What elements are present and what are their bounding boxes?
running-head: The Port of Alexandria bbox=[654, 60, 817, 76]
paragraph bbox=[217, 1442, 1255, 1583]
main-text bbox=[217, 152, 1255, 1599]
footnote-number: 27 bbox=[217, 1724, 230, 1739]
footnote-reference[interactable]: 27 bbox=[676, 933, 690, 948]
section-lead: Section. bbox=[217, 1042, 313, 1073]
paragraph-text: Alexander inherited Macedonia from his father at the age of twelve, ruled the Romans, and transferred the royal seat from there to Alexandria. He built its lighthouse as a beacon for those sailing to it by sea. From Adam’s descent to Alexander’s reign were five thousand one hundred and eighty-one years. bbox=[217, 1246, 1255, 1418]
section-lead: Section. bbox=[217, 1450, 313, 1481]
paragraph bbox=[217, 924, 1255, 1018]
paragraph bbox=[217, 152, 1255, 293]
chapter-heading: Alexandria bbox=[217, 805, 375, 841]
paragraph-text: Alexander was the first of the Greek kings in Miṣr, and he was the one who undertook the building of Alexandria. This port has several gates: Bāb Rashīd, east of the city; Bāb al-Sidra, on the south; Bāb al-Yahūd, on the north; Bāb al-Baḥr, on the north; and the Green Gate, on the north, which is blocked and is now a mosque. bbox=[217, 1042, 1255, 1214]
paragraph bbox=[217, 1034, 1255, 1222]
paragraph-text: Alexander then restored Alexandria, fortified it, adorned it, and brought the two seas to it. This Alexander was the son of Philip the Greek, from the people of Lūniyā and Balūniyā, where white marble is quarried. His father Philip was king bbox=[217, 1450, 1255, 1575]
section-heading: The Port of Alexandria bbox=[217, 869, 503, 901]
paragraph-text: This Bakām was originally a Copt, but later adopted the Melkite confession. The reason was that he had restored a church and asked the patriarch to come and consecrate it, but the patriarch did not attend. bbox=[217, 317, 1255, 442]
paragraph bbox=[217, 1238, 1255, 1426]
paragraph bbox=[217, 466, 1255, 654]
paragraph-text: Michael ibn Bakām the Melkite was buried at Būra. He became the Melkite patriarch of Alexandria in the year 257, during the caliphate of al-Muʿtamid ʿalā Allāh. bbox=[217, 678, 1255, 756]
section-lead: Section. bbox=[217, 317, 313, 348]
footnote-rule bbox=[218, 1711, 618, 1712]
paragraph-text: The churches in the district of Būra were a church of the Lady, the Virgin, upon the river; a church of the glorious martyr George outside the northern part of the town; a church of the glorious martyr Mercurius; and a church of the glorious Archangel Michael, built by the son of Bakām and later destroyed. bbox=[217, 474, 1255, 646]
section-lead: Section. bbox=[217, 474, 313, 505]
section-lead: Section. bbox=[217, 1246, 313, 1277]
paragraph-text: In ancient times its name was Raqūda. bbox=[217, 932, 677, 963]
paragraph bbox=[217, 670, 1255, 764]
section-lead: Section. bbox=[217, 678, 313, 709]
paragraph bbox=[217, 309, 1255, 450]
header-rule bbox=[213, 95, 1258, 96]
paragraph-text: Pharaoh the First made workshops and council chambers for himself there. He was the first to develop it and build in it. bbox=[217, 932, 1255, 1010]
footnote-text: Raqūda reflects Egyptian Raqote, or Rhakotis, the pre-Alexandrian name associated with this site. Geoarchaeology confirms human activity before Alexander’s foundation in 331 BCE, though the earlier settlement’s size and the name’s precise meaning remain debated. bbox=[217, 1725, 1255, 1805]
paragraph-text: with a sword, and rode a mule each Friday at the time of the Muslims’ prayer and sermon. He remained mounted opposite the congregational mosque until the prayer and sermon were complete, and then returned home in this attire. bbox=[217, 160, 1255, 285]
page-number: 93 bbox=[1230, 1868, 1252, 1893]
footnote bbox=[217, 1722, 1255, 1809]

****

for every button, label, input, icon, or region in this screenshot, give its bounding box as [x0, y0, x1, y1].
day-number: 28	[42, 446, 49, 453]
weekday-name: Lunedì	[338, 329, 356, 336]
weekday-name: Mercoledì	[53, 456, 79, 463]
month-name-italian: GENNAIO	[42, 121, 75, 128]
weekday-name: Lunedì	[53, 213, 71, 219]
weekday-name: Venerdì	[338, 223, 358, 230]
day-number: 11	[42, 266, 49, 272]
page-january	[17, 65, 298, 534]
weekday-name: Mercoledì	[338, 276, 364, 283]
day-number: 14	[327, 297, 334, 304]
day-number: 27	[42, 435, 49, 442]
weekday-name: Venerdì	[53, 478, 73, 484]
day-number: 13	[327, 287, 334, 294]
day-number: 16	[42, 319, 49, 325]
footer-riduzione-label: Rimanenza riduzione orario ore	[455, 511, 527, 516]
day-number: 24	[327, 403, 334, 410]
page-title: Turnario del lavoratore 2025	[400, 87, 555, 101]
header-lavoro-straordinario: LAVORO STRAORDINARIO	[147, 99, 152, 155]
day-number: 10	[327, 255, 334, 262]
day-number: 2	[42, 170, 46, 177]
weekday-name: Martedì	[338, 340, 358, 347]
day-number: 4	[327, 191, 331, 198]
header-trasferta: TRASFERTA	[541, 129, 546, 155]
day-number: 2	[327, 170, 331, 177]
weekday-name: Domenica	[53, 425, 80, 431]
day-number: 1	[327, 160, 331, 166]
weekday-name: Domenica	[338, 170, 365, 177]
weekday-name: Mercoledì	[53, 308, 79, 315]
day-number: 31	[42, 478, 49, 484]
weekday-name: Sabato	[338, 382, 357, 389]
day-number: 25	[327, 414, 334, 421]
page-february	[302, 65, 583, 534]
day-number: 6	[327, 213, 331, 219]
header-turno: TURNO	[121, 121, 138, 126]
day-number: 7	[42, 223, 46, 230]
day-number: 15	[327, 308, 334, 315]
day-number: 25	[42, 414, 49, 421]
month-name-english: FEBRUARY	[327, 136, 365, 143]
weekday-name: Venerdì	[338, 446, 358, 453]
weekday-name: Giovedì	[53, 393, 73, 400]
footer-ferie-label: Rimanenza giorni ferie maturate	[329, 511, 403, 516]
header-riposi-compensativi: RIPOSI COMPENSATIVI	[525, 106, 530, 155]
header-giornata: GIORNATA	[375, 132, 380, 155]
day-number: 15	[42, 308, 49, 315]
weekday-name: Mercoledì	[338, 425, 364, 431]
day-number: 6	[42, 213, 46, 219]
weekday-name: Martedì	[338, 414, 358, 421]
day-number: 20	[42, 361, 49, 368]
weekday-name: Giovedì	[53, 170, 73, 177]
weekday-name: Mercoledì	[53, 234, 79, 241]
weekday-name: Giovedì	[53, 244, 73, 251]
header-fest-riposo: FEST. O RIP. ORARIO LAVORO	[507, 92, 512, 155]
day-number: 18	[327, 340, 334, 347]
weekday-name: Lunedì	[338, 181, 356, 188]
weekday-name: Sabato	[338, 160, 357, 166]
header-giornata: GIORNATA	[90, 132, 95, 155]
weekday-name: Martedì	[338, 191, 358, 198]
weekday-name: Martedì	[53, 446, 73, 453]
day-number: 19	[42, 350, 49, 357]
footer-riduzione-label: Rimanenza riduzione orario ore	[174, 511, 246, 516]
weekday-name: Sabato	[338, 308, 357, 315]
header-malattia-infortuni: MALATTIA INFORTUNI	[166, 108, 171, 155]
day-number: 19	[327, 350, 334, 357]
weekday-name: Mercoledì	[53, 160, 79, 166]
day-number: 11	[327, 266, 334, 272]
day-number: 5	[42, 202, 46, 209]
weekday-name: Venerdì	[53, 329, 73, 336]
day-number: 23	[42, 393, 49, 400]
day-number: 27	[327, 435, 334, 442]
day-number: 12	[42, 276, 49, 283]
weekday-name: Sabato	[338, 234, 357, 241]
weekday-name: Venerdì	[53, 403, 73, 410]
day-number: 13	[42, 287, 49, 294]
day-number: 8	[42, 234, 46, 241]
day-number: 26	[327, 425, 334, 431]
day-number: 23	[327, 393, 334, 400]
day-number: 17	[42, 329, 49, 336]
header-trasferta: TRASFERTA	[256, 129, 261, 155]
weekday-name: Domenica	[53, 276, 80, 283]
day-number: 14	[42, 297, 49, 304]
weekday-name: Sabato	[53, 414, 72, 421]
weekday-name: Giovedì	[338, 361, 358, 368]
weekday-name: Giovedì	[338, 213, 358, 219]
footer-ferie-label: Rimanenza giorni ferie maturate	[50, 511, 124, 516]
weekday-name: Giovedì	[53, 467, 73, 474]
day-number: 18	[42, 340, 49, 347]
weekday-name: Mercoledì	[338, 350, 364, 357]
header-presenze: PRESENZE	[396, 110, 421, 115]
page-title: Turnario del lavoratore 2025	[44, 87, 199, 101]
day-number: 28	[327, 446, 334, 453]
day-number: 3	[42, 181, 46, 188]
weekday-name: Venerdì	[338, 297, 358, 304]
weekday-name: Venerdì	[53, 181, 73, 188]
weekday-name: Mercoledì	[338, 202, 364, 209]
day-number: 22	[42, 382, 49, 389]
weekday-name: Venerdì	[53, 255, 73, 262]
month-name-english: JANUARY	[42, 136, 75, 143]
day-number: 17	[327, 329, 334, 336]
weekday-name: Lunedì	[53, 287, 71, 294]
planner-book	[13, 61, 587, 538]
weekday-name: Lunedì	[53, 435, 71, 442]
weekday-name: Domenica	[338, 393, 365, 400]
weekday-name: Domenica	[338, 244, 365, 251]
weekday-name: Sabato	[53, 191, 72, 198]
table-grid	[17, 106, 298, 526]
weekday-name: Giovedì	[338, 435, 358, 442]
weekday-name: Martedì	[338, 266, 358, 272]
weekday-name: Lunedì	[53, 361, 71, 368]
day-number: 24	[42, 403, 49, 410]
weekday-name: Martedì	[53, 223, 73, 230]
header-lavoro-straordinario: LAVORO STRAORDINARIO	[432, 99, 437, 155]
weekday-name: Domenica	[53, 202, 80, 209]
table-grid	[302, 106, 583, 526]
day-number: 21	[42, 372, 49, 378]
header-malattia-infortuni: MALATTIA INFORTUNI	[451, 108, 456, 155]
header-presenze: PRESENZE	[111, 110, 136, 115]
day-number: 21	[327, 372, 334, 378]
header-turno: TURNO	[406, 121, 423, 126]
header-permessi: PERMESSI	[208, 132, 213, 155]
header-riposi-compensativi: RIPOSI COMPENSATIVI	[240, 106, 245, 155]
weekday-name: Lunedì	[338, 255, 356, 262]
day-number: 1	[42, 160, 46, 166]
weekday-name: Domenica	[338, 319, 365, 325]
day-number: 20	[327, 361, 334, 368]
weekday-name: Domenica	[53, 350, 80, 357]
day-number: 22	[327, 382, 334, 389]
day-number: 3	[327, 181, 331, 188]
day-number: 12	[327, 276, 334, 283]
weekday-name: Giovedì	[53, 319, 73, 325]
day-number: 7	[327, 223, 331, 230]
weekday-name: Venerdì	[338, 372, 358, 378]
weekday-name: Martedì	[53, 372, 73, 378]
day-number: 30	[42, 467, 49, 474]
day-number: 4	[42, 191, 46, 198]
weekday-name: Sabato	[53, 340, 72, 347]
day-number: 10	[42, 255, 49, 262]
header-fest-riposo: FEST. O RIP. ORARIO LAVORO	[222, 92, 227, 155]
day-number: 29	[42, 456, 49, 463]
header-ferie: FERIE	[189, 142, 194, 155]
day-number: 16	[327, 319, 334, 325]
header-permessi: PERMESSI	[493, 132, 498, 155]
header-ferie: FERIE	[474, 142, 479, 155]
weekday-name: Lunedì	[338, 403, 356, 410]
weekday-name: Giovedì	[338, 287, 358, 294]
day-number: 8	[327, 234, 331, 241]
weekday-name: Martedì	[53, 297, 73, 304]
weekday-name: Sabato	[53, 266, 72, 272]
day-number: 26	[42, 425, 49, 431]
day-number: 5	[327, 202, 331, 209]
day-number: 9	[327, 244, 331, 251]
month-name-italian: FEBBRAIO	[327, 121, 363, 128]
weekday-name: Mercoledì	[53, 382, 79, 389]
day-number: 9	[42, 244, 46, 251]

****

> Description of the task: Reproduce word for word the records from the line with "What elements are" to the line with "section-lead: Section. bbox=[217, 1450, 313, 1481]".

> Answer for the task:
What elements are present and what are their bounding boxes?
running-head: The Port of Alexandria bbox=[654, 60, 817, 76]
paragraph bbox=[217, 1442, 1255, 1583]
main-text bbox=[217, 152, 1255, 1599]
footnote-number: 27 bbox=[217, 1724, 230, 1739]
footnote-reference[interactable]: 27 bbox=[676, 933, 690, 948]
section-lead: Section. bbox=[217, 1042, 313, 1073]
paragraph-text: Alexander inherited Macedonia from his father at the age of twelve, ruled the Romans, and transferred the royal seat from there to Alexandria. He built its lighthouse as a beacon for those sailing to it by sea. From Adam’s descent to Alexander’s reign were five thousand one hundred and eighty-one years. bbox=[217, 1246, 1255, 1418]
section-lead: Section. bbox=[217, 1450, 313, 1481]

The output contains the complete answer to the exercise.